**Текстовый фрагмент**:

-=-=-

Пластинки Вертинского фигурируют во множестве воспоминаний, описывающих 30-е гг. В фильме 1935 г. «Три товарища» (режиссер С. А. Тимошенко) снабженец в исполнении Михаила Жарова легко и в любых количествах добывает строжайше лимитированные лес, цемент, паркет и проч. за взятки в виде пластинок Вертинского. Возможно, создатели фильма намекали на взятки более традиционного свойства, но в данном случае это неважно – зрителям не надо было объяснять, что это за певец и почему он желанен. Каким образом пластинки Вертинского (а также Лещенко, Морфесси, Плевицкой и менее известных эмигрантских исполнителей) в таком количестве проникали в СССР – хорошая тема для исследования. Или даже расследования.

-=-=-

**Задание A**:
Определите, соответствуют ли тексту о пластинках Вертинского утверждения: (i) в фильме «Три товарища» снабженца играет Михаил Жаров; (ii) режиссером этого фильма был Михаил Жаров; (iii) зрителям фильма требовалось объяснять, кто такой Вертинский. На каждое ответьте «да» или «нет» и приведите точную цитату из текста, которая это решает.
**Задание B**:
Продолжите текст о пластинках Вертинского с того места, где он заканчивается.
Дальше идет отдельный материал, не связанный с текстом о пластинках Вертинского.

**Исходные данные**:
-=-=-

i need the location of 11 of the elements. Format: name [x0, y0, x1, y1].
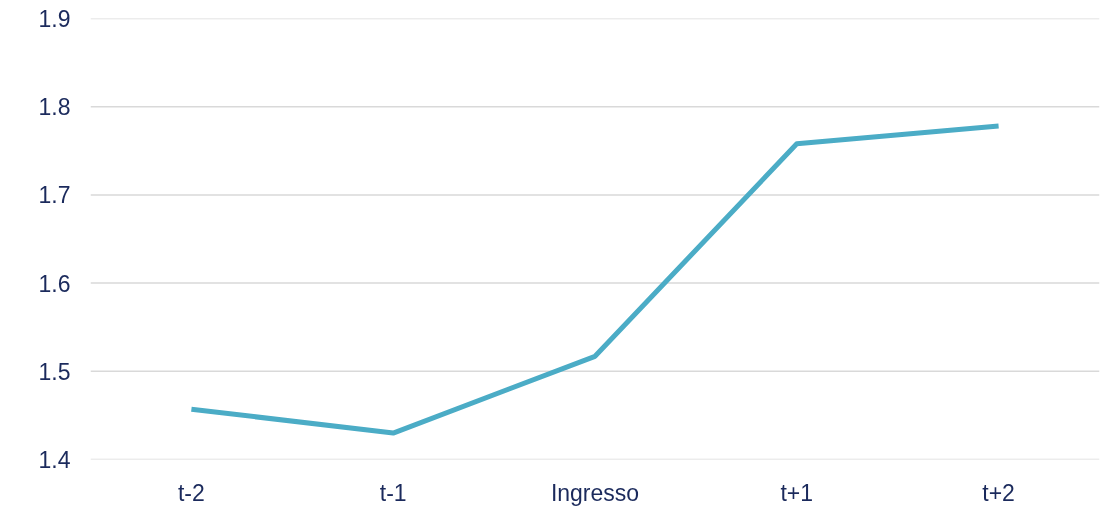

-=-=-

**Ответ A**:
(i) Да: «снабженец в исполнении Михаила Жарова».
(ii) Нет: «режиссер С. А. Тимошенко».
(iii) Нет: «зрителям не надо было объяснять, что это за певец и почему он желанен».

**Ответ B**:
Вертинского полюбили и простые люди. Есть свидетельства, что его песни пели даже в лагерях. Срабатывал мощный контраст. Лиловый аббат, китайчонок Ли, принцесса Ирэн, юные пажи словно бы подмигивали комсомольцам, «ворошиловским стрелкам», зэкам и значкистам ГТО: «Знайте, ребята, есть другой мир. Есть синий и далекий океан, есть бананово-лимонный Сингапур. На свете много превосходных вещей, помимо соцсоревнования, пленумов Политбюро, кумачовых лозунгов и очередей за хлебом и мануфактурой». Для простых людей существование Вертинского и Лещенко было главным свидетельством об эмиграции, о второй России.